- [PROVIDED ENTRIES]:
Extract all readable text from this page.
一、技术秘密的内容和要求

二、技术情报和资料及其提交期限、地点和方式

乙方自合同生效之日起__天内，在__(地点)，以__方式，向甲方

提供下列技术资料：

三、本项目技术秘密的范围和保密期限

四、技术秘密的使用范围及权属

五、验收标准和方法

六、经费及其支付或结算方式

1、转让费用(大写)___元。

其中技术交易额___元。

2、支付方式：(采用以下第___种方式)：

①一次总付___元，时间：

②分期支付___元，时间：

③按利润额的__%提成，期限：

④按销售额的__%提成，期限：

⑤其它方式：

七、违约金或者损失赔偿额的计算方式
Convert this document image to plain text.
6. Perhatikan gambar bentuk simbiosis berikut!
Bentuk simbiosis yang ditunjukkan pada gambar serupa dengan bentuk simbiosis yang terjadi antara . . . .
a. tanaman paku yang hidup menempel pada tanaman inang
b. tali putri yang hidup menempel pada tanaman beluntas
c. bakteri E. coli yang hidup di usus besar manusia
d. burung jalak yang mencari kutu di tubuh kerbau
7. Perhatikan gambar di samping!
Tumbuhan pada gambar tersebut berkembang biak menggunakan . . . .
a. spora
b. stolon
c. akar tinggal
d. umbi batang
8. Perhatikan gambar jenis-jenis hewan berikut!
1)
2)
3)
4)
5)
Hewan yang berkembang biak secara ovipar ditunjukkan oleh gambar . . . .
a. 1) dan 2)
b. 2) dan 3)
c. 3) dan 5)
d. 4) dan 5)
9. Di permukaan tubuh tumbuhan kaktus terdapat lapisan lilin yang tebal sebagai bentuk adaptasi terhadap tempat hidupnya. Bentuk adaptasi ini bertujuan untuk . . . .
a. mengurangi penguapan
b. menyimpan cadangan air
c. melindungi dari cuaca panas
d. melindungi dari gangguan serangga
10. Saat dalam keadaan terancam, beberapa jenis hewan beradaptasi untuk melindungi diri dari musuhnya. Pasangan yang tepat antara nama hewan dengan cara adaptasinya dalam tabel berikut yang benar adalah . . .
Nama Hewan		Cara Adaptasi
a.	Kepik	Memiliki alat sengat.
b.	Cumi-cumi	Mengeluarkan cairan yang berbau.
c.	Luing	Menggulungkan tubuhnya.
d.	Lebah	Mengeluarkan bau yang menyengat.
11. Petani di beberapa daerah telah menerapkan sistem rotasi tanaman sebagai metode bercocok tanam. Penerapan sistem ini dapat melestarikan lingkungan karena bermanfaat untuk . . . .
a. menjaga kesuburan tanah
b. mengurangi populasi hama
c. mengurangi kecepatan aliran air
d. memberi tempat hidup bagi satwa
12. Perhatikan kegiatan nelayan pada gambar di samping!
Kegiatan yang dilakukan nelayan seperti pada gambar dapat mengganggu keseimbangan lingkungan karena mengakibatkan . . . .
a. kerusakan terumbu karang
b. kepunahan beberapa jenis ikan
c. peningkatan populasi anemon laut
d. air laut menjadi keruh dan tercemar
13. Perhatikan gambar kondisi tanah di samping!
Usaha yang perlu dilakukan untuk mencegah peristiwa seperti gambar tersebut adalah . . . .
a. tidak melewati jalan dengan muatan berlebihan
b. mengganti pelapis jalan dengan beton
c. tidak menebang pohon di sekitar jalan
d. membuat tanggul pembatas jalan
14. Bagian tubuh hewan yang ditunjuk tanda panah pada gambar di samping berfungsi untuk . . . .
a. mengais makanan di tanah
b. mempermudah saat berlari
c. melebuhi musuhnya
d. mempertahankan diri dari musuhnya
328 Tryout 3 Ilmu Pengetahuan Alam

- [WHAT IS EXPECTED]:
Read the lines above. Gather those in which the string "text" is found.

- [EXERCISE RESPONSE]:
Extract all readable text from this page.
Convert this document image to plain text.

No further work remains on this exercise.